Data entries

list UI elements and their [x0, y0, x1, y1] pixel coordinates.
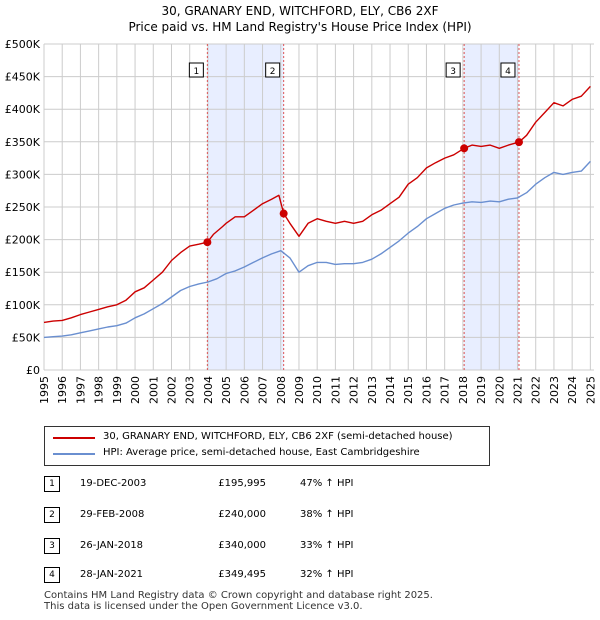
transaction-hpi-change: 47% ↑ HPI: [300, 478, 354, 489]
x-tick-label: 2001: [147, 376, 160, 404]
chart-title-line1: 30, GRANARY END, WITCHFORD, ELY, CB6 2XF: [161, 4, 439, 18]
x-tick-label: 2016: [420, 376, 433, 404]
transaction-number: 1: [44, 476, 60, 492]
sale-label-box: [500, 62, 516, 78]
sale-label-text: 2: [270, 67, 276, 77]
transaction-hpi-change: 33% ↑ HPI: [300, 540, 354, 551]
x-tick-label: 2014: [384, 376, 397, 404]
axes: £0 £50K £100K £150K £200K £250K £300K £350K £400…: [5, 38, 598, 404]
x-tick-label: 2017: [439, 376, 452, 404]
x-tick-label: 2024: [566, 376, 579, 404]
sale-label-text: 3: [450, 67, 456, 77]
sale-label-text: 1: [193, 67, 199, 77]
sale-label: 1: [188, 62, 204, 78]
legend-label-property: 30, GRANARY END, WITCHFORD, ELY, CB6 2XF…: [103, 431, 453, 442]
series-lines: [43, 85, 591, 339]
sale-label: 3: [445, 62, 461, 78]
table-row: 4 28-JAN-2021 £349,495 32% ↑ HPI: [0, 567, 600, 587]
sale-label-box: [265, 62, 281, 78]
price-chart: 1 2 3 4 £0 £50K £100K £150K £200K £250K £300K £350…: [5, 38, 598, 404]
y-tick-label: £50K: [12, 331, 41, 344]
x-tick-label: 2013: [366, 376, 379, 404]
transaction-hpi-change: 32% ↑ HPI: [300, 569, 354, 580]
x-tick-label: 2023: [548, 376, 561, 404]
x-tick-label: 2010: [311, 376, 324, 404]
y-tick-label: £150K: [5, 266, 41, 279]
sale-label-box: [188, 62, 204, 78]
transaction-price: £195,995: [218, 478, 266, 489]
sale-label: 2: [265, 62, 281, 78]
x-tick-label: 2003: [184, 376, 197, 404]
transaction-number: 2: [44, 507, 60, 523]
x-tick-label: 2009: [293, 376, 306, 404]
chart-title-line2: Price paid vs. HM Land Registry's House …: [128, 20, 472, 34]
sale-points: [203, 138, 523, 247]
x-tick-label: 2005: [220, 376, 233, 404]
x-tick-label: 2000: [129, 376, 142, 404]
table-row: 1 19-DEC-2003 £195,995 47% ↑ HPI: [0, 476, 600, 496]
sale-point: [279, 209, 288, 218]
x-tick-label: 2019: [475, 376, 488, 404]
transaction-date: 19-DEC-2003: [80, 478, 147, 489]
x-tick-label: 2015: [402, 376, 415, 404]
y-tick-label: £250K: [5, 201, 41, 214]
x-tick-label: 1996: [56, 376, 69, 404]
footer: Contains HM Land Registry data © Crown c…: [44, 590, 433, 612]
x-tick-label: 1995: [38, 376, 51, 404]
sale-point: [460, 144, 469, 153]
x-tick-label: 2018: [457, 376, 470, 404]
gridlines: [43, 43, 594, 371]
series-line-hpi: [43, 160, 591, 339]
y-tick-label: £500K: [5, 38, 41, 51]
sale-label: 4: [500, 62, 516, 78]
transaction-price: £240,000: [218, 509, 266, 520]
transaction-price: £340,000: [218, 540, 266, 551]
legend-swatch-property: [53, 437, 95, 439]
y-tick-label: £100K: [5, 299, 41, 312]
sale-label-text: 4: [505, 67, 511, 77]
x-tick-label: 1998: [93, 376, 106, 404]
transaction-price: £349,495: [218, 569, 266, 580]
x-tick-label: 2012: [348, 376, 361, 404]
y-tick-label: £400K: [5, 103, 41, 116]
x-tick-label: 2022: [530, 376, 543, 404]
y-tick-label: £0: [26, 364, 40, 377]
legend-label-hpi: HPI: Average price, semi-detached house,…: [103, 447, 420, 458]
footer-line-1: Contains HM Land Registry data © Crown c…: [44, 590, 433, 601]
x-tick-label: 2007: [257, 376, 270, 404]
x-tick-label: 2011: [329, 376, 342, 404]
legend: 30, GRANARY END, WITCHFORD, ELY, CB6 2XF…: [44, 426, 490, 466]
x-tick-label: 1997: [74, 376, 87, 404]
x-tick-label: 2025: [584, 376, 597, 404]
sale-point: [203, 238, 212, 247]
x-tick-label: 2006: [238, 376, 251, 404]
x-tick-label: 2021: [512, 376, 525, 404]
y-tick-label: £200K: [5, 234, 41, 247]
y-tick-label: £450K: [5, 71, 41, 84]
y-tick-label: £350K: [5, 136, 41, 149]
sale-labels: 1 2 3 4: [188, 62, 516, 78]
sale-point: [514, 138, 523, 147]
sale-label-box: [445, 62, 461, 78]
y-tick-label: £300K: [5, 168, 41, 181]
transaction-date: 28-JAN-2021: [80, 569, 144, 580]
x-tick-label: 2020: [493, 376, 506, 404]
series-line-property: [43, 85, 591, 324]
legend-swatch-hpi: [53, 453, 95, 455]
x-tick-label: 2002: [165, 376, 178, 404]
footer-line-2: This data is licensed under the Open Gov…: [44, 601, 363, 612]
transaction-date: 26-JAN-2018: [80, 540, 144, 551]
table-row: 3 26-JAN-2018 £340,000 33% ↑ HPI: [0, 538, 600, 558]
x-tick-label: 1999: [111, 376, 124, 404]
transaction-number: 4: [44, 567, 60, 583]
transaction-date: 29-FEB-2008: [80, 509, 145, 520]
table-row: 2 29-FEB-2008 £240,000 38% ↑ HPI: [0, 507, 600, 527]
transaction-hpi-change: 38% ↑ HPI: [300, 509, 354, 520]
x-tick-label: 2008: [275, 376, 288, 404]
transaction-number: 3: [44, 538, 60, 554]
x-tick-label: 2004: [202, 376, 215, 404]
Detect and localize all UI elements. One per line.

* * *

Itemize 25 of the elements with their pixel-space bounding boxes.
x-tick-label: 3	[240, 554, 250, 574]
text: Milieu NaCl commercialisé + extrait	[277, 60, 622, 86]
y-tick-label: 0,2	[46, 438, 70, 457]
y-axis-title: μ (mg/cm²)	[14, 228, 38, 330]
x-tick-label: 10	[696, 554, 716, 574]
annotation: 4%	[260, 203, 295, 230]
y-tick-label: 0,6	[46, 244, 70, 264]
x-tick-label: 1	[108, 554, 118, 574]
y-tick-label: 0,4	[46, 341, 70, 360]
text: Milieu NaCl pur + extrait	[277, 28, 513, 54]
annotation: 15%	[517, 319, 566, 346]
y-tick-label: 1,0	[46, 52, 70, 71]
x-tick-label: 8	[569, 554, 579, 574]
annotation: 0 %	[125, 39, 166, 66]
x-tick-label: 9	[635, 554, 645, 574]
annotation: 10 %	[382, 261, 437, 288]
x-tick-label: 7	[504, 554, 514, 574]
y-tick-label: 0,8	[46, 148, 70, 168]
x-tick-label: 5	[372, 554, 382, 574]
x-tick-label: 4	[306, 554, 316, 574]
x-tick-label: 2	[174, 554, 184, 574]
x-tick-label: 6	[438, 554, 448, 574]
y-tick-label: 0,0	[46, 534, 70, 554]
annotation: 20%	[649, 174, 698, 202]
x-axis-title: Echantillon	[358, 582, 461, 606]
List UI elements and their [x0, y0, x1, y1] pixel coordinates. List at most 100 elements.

...

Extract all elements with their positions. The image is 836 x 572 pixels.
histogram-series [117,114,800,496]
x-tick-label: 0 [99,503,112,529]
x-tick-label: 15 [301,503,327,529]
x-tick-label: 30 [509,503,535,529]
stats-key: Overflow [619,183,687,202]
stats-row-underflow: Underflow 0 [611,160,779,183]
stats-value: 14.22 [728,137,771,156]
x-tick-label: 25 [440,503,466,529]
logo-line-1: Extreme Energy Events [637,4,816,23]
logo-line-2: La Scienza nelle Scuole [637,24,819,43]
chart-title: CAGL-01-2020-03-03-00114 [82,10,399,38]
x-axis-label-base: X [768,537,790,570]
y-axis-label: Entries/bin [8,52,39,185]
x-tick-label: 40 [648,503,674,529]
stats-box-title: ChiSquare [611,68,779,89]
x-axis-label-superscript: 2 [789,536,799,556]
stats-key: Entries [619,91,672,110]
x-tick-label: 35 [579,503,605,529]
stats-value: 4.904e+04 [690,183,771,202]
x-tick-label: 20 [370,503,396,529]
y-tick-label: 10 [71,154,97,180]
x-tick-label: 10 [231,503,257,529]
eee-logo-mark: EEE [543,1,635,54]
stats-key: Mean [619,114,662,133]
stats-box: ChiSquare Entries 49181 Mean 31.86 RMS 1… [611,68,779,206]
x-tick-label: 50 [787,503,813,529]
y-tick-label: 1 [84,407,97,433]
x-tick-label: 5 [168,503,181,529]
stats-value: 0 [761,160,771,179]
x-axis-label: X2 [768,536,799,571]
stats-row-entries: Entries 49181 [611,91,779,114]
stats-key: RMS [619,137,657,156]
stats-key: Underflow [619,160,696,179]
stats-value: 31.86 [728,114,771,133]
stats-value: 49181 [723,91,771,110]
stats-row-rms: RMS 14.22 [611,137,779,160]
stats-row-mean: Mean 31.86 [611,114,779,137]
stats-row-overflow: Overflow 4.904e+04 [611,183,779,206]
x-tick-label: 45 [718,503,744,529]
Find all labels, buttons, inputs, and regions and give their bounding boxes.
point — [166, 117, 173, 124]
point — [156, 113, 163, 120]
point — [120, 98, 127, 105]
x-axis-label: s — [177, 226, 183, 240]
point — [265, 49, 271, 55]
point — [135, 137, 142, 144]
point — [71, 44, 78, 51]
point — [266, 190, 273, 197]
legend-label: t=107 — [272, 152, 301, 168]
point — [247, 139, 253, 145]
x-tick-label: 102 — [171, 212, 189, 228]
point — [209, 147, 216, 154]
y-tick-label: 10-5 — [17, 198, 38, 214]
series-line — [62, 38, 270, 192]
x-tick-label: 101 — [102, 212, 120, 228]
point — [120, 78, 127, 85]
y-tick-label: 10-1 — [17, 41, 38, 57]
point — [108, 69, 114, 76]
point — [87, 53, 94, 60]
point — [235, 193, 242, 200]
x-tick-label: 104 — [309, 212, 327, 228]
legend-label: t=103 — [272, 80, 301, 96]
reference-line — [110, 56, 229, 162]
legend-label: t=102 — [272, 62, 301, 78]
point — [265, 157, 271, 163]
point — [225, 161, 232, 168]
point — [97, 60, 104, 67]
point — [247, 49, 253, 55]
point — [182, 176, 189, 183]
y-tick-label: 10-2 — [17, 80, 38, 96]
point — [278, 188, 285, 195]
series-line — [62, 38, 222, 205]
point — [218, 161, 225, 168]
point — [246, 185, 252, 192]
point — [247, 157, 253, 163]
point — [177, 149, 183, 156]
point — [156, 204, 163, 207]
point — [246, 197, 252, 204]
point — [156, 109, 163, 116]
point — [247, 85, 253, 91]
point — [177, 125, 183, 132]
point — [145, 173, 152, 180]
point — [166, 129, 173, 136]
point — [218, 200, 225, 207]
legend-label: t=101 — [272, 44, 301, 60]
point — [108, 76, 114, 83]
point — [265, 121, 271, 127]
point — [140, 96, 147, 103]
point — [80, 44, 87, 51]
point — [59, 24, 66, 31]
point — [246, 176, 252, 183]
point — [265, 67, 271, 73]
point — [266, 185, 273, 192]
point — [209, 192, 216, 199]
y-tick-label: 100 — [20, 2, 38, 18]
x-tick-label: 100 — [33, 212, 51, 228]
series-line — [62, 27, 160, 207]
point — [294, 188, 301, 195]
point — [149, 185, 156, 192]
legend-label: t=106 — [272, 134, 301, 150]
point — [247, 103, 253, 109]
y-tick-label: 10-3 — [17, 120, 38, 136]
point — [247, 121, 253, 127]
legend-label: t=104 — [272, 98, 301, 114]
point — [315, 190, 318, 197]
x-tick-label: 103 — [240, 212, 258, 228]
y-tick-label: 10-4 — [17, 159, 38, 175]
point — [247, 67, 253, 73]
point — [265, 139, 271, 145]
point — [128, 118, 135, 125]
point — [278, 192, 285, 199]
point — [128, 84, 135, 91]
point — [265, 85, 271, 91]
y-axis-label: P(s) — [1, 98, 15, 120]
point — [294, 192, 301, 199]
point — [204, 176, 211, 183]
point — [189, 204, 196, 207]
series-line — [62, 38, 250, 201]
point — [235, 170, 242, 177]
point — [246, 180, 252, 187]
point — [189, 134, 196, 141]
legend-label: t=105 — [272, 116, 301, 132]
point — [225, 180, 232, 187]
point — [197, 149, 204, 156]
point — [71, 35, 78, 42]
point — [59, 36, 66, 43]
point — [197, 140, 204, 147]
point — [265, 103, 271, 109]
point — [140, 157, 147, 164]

§ Set exercise
Rewrite the data entries from the line with "Extract all elements" up to and including the line with "stats-box-title: ChiSquare [611,68,779,89]", renaming "x-tick-label" to "x-axis-tick" and leaving everything else as it is.

§ Exercise output
Extract all elements with their positions. The image is 836 x 572 pixels.
histogram-series [117,114,800,496]
x-axis-tick: 0 [99,503,112,529]
x-axis-tick: 15 [301,503,327,529]
x-axis-tick: 30 [509,503,535,529]
stats-key: Overflow [619,183,687,202]
stats-row-underflow: Underflow 0 [611,160,779,183]
stats-value: 14.22 [728,137,771,156]
x-axis-tick: 25 [440,503,466,529]
logo-line-1: Extreme Energy Events [637,4,816,23]
logo-line-2: La Scienza nelle Scuole [637,24,819,43]
chart-title: CAGL-01-2020-03-03-00114 [82,10,399,38]
x-axis-label-base: X [768,537,790,570]
y-axis-label: Entries/bin [8,52,39,185]
x-axis-tick: 40 [648,503,674,529]
stats-box-title: ChiSquare [611,68,779,89]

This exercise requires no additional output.